(Data excerpts)

....................

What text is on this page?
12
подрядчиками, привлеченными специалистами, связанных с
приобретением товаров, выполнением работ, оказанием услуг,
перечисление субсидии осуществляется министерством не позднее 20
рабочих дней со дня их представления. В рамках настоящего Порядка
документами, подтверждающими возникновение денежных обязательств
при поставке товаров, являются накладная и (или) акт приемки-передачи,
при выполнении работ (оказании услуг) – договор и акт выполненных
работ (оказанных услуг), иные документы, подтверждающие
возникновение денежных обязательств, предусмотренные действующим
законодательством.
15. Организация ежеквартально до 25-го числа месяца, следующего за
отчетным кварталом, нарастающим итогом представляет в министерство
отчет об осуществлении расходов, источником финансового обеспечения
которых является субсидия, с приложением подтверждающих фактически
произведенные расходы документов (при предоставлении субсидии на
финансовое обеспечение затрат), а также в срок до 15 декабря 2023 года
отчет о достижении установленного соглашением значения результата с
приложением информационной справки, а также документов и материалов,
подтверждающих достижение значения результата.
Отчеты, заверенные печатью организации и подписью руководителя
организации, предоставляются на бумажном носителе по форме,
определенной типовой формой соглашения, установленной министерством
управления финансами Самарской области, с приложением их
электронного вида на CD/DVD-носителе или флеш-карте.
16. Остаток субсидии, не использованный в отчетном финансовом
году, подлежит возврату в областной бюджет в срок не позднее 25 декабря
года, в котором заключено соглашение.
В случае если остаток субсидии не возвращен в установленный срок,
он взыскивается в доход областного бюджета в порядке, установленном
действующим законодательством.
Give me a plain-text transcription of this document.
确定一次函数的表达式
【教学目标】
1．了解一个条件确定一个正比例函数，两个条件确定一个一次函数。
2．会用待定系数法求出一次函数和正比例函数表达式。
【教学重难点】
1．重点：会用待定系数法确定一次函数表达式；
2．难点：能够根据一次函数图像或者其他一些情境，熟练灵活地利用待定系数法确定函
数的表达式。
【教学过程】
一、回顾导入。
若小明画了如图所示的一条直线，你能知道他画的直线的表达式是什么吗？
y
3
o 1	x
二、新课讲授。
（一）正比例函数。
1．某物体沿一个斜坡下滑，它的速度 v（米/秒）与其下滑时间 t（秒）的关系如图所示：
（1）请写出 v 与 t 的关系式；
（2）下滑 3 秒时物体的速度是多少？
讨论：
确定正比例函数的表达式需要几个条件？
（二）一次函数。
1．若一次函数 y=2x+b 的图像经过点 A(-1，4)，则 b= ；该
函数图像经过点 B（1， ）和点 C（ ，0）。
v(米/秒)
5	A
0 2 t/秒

....................

▶ **What the task requires**:
From the entries above, extract each line containing "декабря".

▶ **Complete output**:
финансовое обеспечение затрат), а также в срок до 15 декабря 2023 года
году, подлежит возврату в областной бюджет в срок не позднее 25 декабря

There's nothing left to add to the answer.